Page excerpt
==================================================

UAT: Multiple yaml.dump calls missing allow_unicode=True causing non-ASCII data to be escaped as \uXXXX sequences #4084

Open
opened 2026-04-06 10:10:11 +00:00 by freemo · 0 comments
Owner

Metadata

  • Branch: fix/yaml-allow-unicode
  • Commit Message: fix(i18n): add allow_unicode=True to all yaml.dump calls to preserve non-ASCII characters
  • Milestone: (none — backlog)
  • Parent Epic: #399 (Post-MVP Server & Clients — nearest applicable CLI epic)

Bug Report

What was tested: Whether the CLI correctly handles and outputs non-ASCII content (e.g., project names, actor descriptions, persona names, or any user-supplied text containing Unicode characters like accented letters, CJK characters, or emoji).

Expected behavior:

When a user has non-ASCII content in their data (e.g., a project named "Café API" or an actor description in Japanese), YAML output should preserve those characters as-is:

name: Café API
description: カフェAPIプロジェクト

Actual behavior (from code analysis):

Several yaml.safe_dump() and yaml.dump() calls are missing allow_unicode=True, causing PyYAML to escape non-ASCII characters as \uXXXX sequences:

name: "Caf\xE9 API"
description: "\u30AB\u30D5\u30A7API\u30D7\u30ED\u30B8\u30A7\u30AF\u30C8"

This makes YAML output unreadable for non-ASCII content and breaks round-trip fidelity when the YAML is re-imported.

Affected files and locations:

  1. src/cleveragents/cli/commands/_resolve_actor.py:106

    yaml_text = yaml.safe_dump(config_blob, default_flow_style=False)

==================================================

(Stored data)
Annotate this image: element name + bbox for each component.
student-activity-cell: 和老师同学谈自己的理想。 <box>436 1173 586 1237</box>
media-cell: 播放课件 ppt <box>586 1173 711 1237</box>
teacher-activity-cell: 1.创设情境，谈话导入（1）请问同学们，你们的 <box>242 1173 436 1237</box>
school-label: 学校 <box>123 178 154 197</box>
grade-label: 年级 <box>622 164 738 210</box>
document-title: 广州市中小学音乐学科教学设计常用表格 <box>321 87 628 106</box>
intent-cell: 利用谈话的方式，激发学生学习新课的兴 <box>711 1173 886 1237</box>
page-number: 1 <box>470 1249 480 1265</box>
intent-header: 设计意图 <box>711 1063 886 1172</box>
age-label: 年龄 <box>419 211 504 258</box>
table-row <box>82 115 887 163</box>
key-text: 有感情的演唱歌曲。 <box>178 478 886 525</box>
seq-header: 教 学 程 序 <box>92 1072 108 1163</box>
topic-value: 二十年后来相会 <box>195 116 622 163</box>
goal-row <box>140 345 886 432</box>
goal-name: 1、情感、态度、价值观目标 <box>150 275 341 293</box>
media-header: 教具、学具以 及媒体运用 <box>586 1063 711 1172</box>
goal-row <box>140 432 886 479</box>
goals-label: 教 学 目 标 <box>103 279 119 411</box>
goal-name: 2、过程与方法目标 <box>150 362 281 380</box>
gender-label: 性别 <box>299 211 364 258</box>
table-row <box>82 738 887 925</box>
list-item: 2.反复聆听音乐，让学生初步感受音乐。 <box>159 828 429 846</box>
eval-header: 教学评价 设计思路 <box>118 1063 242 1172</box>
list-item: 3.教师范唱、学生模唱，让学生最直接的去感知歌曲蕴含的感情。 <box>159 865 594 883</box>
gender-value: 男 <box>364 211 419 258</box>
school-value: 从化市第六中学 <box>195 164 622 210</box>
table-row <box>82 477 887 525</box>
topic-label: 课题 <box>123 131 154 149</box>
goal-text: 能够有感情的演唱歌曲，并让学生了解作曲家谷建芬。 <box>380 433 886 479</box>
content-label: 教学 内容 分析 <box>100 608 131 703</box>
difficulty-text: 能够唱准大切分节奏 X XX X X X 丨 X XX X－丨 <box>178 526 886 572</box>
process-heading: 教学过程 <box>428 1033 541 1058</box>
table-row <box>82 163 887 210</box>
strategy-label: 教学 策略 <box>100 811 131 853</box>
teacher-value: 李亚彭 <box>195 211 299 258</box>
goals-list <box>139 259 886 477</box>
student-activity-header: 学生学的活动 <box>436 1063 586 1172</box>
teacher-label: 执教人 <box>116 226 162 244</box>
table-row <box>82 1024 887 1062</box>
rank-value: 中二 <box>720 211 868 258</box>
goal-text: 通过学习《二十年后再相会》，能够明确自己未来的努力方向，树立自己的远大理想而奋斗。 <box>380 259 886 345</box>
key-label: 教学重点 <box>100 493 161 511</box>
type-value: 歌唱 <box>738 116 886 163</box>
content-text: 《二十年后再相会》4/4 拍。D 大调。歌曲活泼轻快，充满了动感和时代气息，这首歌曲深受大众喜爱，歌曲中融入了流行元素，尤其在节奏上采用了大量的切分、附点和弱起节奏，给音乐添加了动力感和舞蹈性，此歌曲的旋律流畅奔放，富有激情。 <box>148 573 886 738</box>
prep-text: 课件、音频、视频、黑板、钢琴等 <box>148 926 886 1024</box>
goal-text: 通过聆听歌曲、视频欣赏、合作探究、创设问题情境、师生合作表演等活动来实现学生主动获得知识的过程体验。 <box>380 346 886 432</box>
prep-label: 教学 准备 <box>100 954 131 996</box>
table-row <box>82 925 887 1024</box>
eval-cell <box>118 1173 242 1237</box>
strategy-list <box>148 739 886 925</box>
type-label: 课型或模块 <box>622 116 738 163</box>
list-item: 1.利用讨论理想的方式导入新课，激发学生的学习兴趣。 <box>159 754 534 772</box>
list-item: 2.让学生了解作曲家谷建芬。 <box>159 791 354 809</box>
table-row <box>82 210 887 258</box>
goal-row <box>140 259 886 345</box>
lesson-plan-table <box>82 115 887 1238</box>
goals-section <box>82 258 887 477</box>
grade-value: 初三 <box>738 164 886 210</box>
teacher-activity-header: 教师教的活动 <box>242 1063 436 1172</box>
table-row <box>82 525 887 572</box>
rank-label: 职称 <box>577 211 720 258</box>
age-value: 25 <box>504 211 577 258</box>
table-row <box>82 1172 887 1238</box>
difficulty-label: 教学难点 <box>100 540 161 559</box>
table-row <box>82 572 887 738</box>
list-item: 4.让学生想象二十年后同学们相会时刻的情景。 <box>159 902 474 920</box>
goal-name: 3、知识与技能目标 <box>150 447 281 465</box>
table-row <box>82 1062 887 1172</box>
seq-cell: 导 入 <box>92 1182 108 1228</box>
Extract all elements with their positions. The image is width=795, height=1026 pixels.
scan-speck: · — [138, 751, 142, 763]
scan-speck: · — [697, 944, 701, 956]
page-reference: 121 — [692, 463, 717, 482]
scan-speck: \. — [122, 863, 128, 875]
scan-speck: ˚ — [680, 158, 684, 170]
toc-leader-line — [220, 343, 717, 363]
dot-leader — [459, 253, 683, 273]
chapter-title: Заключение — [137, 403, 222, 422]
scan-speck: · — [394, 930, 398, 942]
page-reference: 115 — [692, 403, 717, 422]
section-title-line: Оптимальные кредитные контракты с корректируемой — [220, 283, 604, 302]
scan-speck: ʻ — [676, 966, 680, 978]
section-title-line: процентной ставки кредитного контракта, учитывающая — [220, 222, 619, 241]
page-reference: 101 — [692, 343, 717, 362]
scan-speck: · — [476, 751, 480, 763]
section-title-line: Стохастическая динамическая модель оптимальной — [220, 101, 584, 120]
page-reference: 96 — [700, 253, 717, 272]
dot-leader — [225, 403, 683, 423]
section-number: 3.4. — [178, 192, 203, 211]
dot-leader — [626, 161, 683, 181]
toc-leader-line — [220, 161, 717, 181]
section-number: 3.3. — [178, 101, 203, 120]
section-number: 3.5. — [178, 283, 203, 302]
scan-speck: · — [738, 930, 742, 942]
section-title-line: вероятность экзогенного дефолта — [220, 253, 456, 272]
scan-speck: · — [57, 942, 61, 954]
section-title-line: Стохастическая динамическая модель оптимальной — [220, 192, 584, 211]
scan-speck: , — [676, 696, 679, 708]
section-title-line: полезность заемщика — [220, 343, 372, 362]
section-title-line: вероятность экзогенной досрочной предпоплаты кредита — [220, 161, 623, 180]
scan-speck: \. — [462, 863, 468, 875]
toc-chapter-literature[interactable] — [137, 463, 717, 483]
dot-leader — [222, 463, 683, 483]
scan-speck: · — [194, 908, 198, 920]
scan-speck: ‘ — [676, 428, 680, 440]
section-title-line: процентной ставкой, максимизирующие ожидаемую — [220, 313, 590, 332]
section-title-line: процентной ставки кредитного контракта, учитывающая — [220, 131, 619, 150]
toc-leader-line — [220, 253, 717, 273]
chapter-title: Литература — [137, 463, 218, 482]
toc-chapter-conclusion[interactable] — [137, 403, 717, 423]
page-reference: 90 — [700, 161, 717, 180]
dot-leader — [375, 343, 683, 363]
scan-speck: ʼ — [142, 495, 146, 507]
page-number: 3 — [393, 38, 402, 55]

==================================================

Exercise instructions
- 1) Answer these about the bug report:
(a) What is the name of the branch listed in the metadata?
(b) Which issue number is given as the parent epic?
(c) What file and line are listed as the first affected location?
- 2) Quote the stretch of the bug report from "Actual behavior (from" through "YAML is re-imported.".

Responses in order
- 1)
(a) fix/yaml-allow-unicode
(b) #399
(c) src/cleveragents/cli/commands/_resolve_actor.py, line 106

- 2)
Actual behavior (from code analysis):

Several yaml.safe_dump() and yaml.dump() calls are missing allow_unicode=True, causing PyYAML to escape non-ASCII characters as \uXXXX sequences:

name: "Caf\xE9 API"
description: "\u30AB\u30D5\u30A7API\u30D7\u30ED\u30B8\u30A7\u30AF\u30C8"

This makes YAML output unreadable for non-ASCII content and breaks round-trip fidelity when the YAML is re-imported.